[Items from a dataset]
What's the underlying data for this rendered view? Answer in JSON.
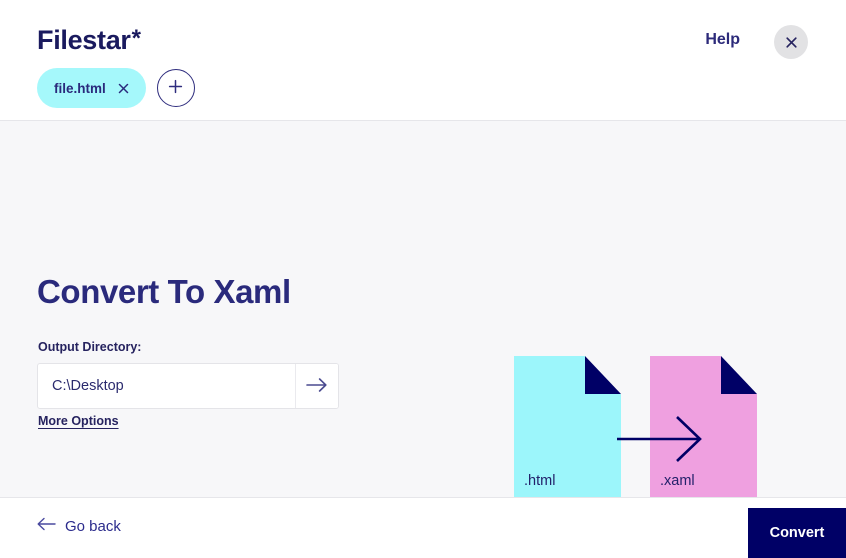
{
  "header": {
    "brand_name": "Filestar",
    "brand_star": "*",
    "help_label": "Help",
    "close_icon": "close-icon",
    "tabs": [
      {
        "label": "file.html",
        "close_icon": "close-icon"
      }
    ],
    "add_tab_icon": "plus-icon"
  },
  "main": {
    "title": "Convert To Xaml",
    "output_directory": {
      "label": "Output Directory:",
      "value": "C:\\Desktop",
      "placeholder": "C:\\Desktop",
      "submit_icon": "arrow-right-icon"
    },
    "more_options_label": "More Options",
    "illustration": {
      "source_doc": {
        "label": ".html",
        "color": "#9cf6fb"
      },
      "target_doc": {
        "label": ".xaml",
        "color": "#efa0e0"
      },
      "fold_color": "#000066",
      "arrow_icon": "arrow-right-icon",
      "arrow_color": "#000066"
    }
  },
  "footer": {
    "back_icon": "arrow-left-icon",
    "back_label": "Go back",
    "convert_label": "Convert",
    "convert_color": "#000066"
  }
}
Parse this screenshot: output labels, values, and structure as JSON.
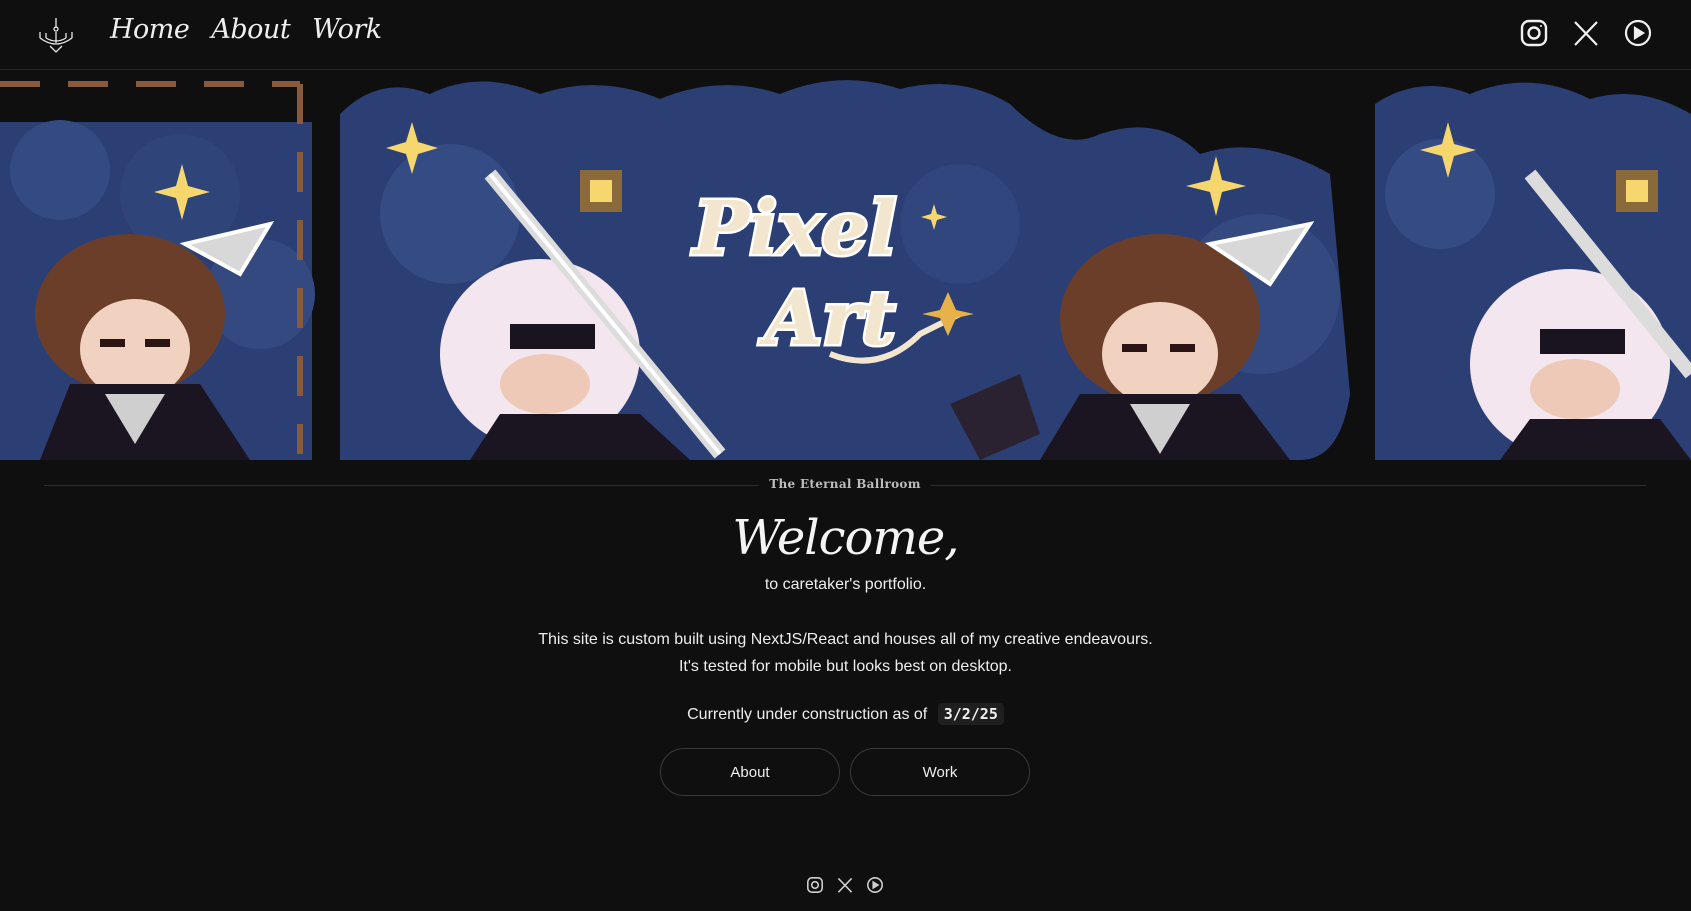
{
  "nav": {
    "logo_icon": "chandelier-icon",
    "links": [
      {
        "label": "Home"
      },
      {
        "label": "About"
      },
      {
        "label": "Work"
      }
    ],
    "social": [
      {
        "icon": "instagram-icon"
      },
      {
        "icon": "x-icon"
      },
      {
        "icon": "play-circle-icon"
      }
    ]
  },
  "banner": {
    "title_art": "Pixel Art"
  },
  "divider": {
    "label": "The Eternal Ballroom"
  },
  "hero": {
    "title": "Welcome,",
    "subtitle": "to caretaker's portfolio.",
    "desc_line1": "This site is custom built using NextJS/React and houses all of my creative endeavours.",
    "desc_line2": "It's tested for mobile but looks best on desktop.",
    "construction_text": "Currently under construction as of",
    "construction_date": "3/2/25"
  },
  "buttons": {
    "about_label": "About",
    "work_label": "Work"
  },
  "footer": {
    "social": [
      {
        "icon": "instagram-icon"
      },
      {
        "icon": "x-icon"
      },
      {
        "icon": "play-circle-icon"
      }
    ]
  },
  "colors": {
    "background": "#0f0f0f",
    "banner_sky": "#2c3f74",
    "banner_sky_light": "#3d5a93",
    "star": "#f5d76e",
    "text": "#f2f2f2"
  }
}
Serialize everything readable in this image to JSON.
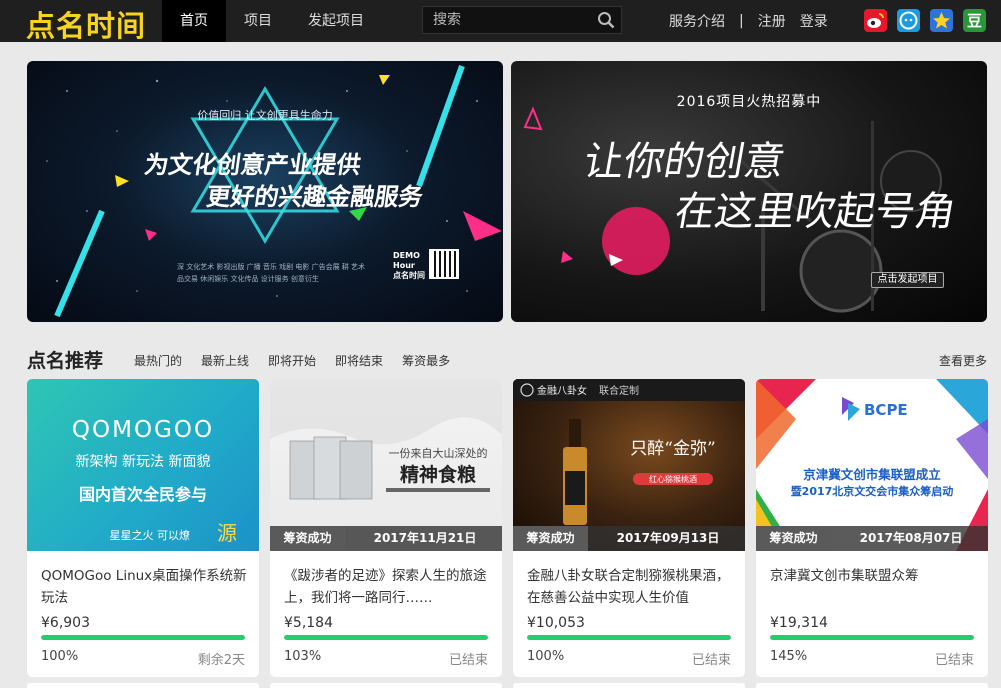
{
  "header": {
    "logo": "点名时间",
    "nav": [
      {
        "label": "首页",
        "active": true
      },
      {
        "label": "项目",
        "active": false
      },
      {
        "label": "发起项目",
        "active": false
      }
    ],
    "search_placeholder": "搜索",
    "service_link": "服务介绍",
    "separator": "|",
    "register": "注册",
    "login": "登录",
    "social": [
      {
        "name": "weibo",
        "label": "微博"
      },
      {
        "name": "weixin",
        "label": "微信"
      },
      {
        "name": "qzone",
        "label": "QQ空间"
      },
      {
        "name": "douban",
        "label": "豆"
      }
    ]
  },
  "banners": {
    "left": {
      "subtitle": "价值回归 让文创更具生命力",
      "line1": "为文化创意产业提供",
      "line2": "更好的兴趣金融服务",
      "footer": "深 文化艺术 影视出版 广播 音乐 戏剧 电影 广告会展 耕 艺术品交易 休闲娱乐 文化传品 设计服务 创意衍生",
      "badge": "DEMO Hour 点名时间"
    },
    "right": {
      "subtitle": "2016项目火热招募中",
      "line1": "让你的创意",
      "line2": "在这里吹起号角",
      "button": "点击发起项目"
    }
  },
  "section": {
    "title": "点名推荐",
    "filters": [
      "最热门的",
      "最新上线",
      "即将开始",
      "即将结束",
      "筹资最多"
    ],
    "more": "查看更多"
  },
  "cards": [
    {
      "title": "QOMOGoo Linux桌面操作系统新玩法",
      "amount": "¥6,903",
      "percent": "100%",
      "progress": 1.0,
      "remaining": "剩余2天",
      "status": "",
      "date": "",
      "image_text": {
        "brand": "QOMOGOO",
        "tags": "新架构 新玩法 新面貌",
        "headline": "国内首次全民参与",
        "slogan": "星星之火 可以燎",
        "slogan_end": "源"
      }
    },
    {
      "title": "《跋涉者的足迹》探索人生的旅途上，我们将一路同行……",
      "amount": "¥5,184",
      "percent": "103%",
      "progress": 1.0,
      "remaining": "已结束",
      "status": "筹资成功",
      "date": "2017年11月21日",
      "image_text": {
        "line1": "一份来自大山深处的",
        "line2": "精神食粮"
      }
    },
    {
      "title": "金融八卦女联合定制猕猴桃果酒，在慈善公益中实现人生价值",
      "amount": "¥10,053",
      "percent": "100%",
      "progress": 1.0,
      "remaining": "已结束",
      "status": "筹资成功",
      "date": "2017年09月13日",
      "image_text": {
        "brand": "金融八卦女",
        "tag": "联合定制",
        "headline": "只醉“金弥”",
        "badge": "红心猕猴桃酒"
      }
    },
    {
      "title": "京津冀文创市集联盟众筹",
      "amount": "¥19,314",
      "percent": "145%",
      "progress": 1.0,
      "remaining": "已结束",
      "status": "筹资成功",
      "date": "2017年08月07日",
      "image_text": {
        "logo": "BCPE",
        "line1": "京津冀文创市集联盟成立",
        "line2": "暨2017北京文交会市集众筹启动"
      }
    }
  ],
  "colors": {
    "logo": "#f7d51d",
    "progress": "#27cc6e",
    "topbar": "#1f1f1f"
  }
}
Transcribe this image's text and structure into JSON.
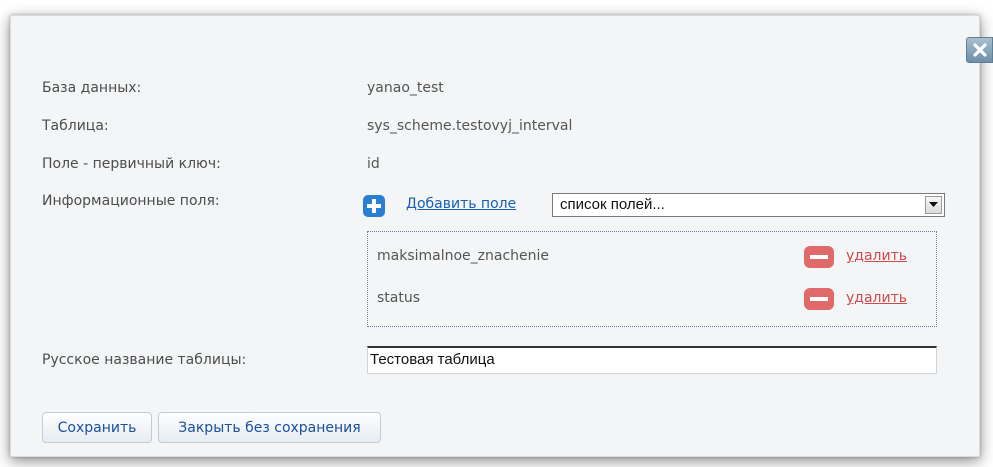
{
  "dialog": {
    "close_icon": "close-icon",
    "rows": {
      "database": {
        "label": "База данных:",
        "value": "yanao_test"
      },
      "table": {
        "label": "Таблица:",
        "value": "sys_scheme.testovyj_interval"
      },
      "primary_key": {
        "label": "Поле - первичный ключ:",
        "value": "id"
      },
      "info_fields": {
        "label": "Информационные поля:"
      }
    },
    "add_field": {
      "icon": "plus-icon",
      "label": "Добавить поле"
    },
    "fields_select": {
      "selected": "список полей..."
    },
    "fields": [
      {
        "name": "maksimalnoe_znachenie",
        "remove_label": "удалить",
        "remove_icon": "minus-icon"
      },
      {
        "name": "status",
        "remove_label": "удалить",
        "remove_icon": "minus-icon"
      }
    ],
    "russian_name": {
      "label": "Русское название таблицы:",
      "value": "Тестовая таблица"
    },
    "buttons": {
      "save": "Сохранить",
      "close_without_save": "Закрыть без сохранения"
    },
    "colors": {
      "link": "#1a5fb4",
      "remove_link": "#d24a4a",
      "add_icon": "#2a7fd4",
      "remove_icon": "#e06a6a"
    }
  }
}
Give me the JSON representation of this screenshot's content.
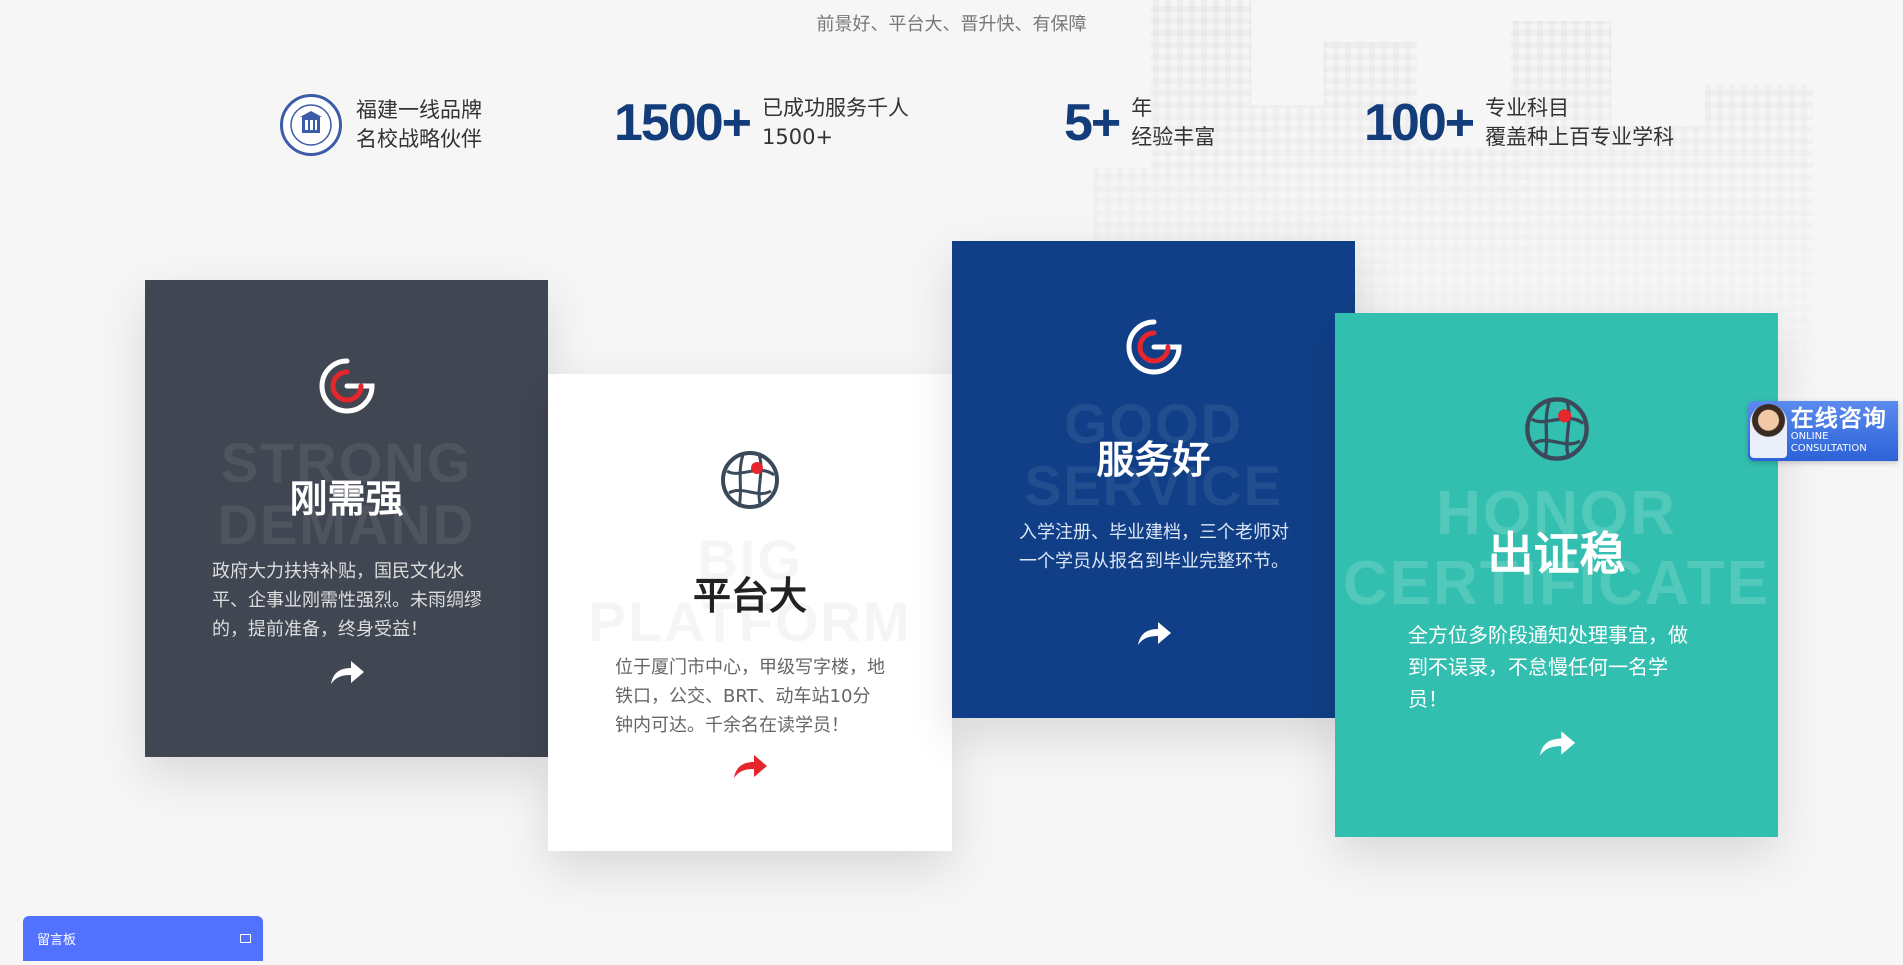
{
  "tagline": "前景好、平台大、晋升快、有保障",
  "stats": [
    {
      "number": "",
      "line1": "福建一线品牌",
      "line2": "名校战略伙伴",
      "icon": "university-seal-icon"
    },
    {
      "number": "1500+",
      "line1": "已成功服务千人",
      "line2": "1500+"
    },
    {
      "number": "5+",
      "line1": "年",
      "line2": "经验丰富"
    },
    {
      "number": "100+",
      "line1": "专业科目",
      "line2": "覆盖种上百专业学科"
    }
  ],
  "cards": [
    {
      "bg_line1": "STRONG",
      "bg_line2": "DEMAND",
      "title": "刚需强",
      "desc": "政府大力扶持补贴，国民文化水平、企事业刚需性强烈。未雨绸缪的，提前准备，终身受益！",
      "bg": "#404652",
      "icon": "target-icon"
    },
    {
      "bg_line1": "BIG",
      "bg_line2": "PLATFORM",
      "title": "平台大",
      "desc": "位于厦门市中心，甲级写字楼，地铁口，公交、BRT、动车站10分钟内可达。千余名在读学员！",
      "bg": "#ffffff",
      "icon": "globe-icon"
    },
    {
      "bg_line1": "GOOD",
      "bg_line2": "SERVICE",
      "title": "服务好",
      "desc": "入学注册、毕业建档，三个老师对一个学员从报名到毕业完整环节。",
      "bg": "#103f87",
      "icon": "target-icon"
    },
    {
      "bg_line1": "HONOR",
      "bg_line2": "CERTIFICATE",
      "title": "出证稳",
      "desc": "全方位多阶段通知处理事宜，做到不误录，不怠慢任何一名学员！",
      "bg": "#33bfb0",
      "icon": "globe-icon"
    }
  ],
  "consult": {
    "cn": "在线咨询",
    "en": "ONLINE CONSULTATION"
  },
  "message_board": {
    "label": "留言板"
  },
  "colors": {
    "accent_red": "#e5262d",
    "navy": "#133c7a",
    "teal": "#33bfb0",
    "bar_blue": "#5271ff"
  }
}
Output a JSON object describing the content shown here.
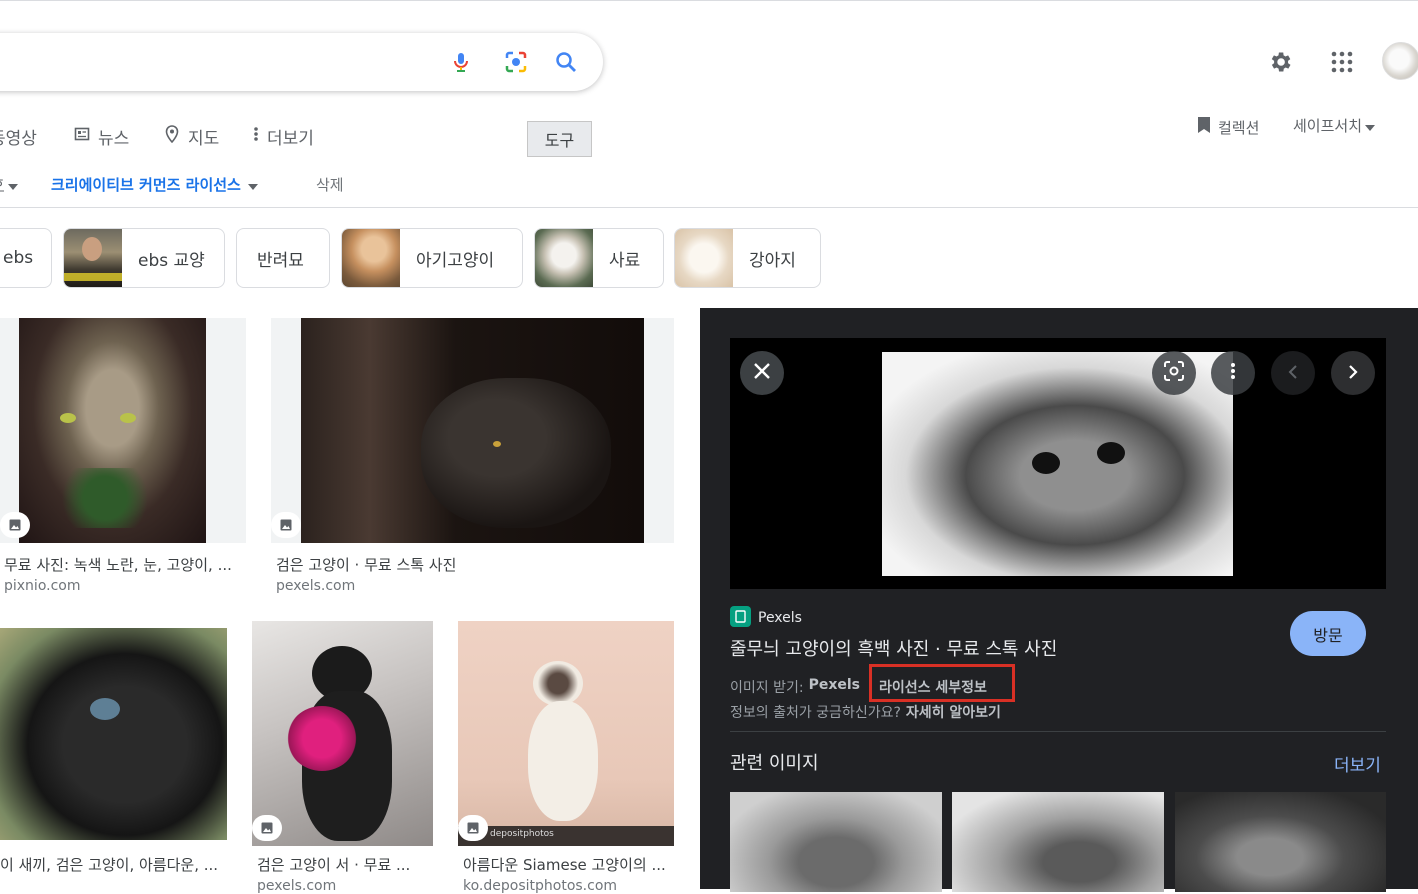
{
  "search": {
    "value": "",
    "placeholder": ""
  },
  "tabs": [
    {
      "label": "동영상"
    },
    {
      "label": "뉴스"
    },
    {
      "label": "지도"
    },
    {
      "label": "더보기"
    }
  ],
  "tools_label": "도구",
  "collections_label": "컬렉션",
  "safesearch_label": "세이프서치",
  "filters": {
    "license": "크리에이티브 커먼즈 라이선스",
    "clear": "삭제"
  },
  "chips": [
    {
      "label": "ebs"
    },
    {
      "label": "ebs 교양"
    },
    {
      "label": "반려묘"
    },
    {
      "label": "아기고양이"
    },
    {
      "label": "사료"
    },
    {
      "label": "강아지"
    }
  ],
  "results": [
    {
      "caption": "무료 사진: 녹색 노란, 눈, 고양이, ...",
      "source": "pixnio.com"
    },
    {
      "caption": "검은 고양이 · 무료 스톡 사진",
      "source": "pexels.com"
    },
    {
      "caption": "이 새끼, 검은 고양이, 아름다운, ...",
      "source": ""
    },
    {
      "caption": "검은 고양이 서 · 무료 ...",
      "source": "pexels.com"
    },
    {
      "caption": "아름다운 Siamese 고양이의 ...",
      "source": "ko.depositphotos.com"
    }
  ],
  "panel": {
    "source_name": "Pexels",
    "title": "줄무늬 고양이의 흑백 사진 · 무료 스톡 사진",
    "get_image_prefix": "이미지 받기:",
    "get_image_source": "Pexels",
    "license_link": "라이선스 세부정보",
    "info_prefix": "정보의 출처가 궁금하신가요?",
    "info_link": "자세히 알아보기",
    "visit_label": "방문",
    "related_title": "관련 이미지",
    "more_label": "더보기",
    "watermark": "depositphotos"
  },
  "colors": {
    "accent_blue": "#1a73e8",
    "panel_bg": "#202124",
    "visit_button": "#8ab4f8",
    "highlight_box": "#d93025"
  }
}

■ GIVEN INSTRUCTION
From the listing, copy each line containing the word "plus".

■ RESPONSE TO THE TASK
    "add_tab_icon": "plus-icon"
      "icon": "plus-icon",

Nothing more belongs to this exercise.